### [Given instruction]
Pull out from the material below all lines with "altro".

### [Input data]

-- begin --

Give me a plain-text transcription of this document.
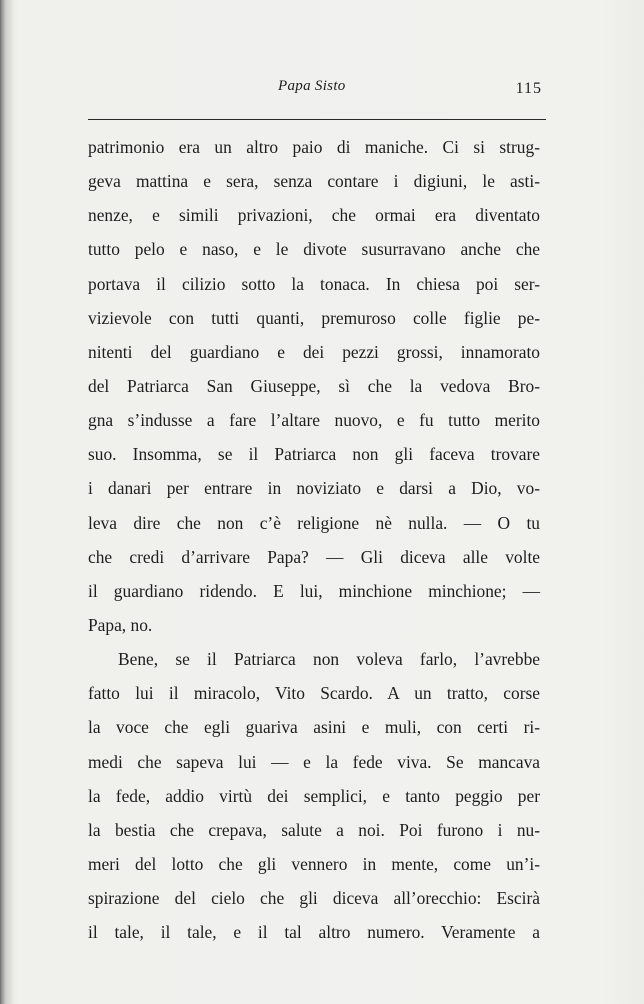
Papa Sisto	115
patrimonio era un altro paio di maniche. Ci si strug-
geva mattina e sera, senza contare i digiuni, le asti-
nenze, e simili privazioni, che ormai era diventato
tutto pelo e naso, e le divote susurravano anche che
portava il cilizio sotto la tonaca. In chiesa poi ser-
vizievole con tutti quanti, premuroso colle figlie pe-
nitenti del guardiano e dei pezzi grossi, innamorato
del Patriarca San Giuseppe, sì che la vedova Bro-
gna s’indusse a fare l’altare nuovo, e fu tutto merito
suo. Insomma, se il Patriarca non gli faceva trovare
i danari per entrare in noviziato e darsi a Dio, vo-
leva dire che non c’è religione nè nulla. — O tu
che credi d’arrivare Papa? — Gli diceva alle volte
il guardiano ridendo. E lui, minchione minchione; —
Papa, no.
Bene, se il Patriarca non voleva farlo, l’avrebbe
fatto lui il miracolo, Vito Scardo. A un tratto, corse
la voce che egli guariva asini e muli, con certi ri-
medi che sapeva lui — e la fede viva. Se mancava
la fede, addio virtù dei semplici, e tanto peggio per
la bestia che crepava, salute a noi. Poi furono i nu-
meri del lotto che gli vennero in mente, come un’i-
spirazione del cielo che gli diceva all’orecchio: Escirà
il tale, il tale, e il tal altro numero. Veramente a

-- end --

### [Task solution]
patrimonio era un altro paio di maniche. Ci si strug-
il tale, il tale, e il tal altro numero. Veramente a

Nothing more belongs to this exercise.